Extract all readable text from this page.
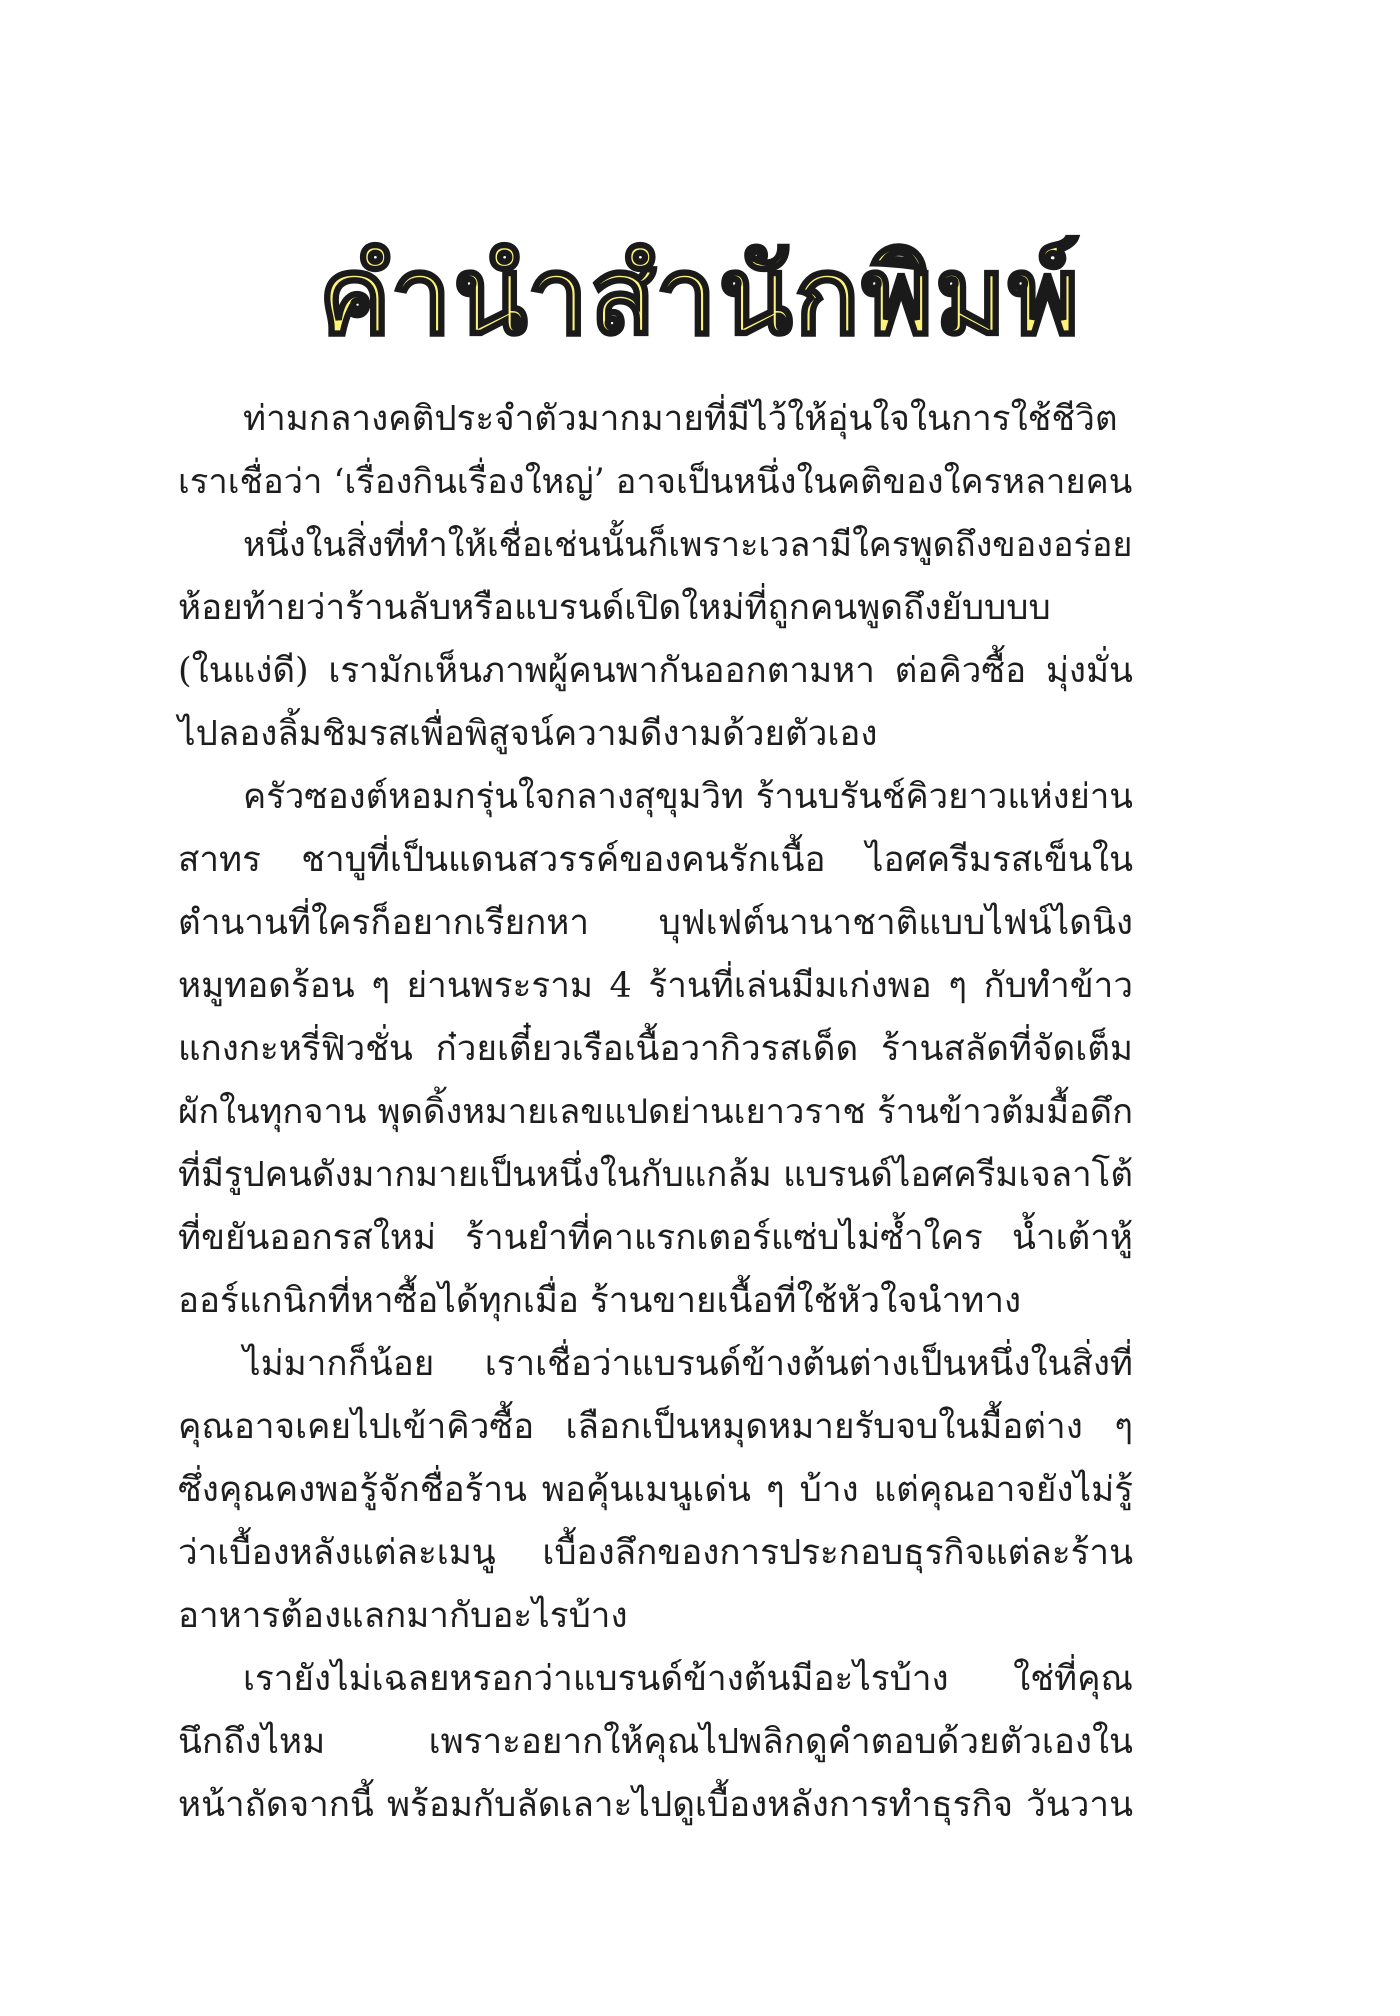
คำนำสำนักพิมพ์
ท่ามกลางคติประจำตัวมากมายที่มีไว้ให้อุ่นใจในการใช้ชีวิต
เราเชื่อว่า ‘เรื่องกินเรื่องใหญ่’ อาจเป็นหนึ่งในคติของใครหลายคน
หนึ่งในสิ่งที่ทำให้เชื่อเช่นนั้นก็เพราะเวลามีใครพูดถึงของอร่อย
ห้อยท้ายว่าร้านลับหรือแบรนด์เปิดใหม่ที่ถูกคนพูดถึงยับบบบ
(ในแง่ดี) เรามักเห็นภาพผู้คนพากันออกตามหา ต่อคิวซื้อ มุ่งมั่น
ไปลองลิ้มชิมรสเพื่อพิสูจน์ความดีงามด้วยตัวเอง
ครัวซองต์หอมกรุ่นใจกลางสุขุมวิท ร้านบรันช์คิวยาวแห่งย่าน
สาทร ชาบูที่เป็นแดนสวรรค์ของคนรักเนื้อ ไอศครีมรสเข็นใน
ตำนานที่ใครก็อยากเรียกหา บุฟเฟต์นานาชาติแบบไฟน์ไดนิง
หมูทอดร้อน ๆ ย่านพระราม 4 ร้านที่เล่นมีมเก่งพอ ๆ กับทำข้าว
แกงกะหรี่ฟิวชั่น ก๋วยเตี๋ยวเรือเนื้อวากิวรสเด็ด ร้านสลัดที่จัดเต็ม
ผักในทุกจาน พุดดิ้งหมายเลขแปดย่านเยาวราช ร้านข้าวต้มมื้อดึก
ที่มีรูปคนดังมากมายเป็นหนึ่งในกับแกล้ม แบรนด์ไอศครีมเจลาโต้
ที่ขยันออกรสใหม่ ร้านยำที่คาแรกเตอร์แซ่บไม่ซ้ำใคร น้ำเต้าหู้
ออร์แกนิกที่หาซื้อได้ทุกเมื่อ ร้านขายเนื้อที่ใช้หัวใจนำทาง
ไม่มากก็น้อย เราเชื่อว่าแบรนด์ข้างต้นต่างเป็นหนึ่งในสิ่งที่
คุณอาจเคยไปเข้าคิวซื้อ เลือกเป็นหมุดหมายรับจบในมื้อต่าง ๆ
ซึ่งคุณคงพอรู้จักชื่อร้าน พอคุ้นเมนูเด่น ๆ บ้าง แต่คุณอาจยังไม่รู้
ว่าเบื้องหลังแต่ละเมนู เบื้องลึกของการประกอบธุรกิจแต่ละร้าน
อาหารต้องแลกมากับอะไรบ้าง
เรายังไม่เฉลยหรอกว่าแบรนด์ข้างต้นมีอะไรบ้าง ใช่ที่คุณ
นึกถึงไหม เพราะอยากให้คุณไปพลิกดูคำตอบด้วยตัวเองใน
หน้าถัดจากนี้ พร้อมกับลัดเลาะไปดูเบื้องหลังการทำธุรกิจ วันวาน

☆ ☆ ☆

• _EXERCISE AIM_: Exact duplication of all the records is required; pictures are omitted from the copy.

• _ANSWER FOR THIS EXERCISE_:
Extract all readable text from this page.
คำนำสำนักพิมพ์
ท่ามกลางคติประจำตัวมากมายที่มีไว้ให้อุ่นใจในการใช้ชีวิต
เราเชื่อว่า ‘เรื่องกินเรื่องใหญ่’ อาจเป็นหนึ่งในคติของใครหลายคน
หนึ่งในสิ่งที่ทำให้เชื่อเช่นนั้นก็เพราะเวลามีใครพูดถึงของอร่อย
ห้อยท้ายว่าร้านลับหรือแบรนด์เปิดใหม่ที่ถูกคนพูดถึงยับบบบ
(ในแง่ดี) เรามักเห็นภาพผู้คนพากันออกตามหา ต่อคิวซื้อ มุ่งมั่น
ไปลองลิ้มชิมรสเพื่อพิสูจน์ความดีงามด้วยตัวเอง
ครัวซองต์หอมกรุ่นใจกลางสุขุมวิท ร้านบรันช์คิวยาวแห่งย่าน
สาทร ชาบูที่เป็นแดนสวรรค์ของคนรักเนื้อ ไอศครีมรสเข็นใน
ตำนานที่ใครก็อยากเรียกหา บุฟเฟต์นานาชาติแบบไฟน์ไดนิง
หมูทอดร้อน ๆ ย่านพระราม 4 ร้านที่เล่นมีมเก่งพอ ๆ กับทำข้าว
แกงกะหรี่ฟิวชั่น ก๋วยเตี๋ยวเรือเนื้อวากิวรสเด็ด ร้านสลัดที่จัดเต็ม
ผักในทุกจาน พุดดิ้งหมายเลขแปดย่านเยาวราช ร้านข้าวต้มมื้อดึก
ที่มีรูปคนดังมากมายเป็นหนึ่งในกับแกล้ม แบรนด์ไอศครีมเจลาโต้
ที่ขยันออกรสใหม่ ร้านยำที่คาแรกเตอร์แซ่บไม่ซ้ำใคร น้ำเต้าหู้
ออร์แกนิกที่หาซื้อได้ทุกเมื่อ ร้านขายเนื้อที่ใช้หัวใจนำทาง
ไม่มากก็น้อย เราเชื่อว่าแบรนด์ข้างต้นต่างเป็นหนึ่งในสิ่งที่
คุณอาจเคยไปเข้าคิวซื้อ เลือกเป็นหมุดหมายรับจบในมื้อต่าง ๆ
ซึ่งคุณคงพอรู้จักชื่อร้าน พอคุ้นเมนูเด่น ๆ บ้าง แต่คุณอาจยังไม่รู้
ว่าเบื้องหลังแต่ละเมนู เบื้องลึกของการประกอบธุรกิจแต่ละร้าน
อาหารต้องแลกมากับอะไรบ้าง
เรายังไม่เฉลยหรอกว่าแบรนด์ข้างต้นมีอะไรบ้าง ใช่ที่คุณ
นึกถึงไหม เพราะอยากให้คุณไปพลิกดูคำตอบด้วยตัวเองใน
หน้าถัดจากนี้ พร้อมกับลัดเลาะไปดูเบื้องหลังการทำธุรกิจ วันวาน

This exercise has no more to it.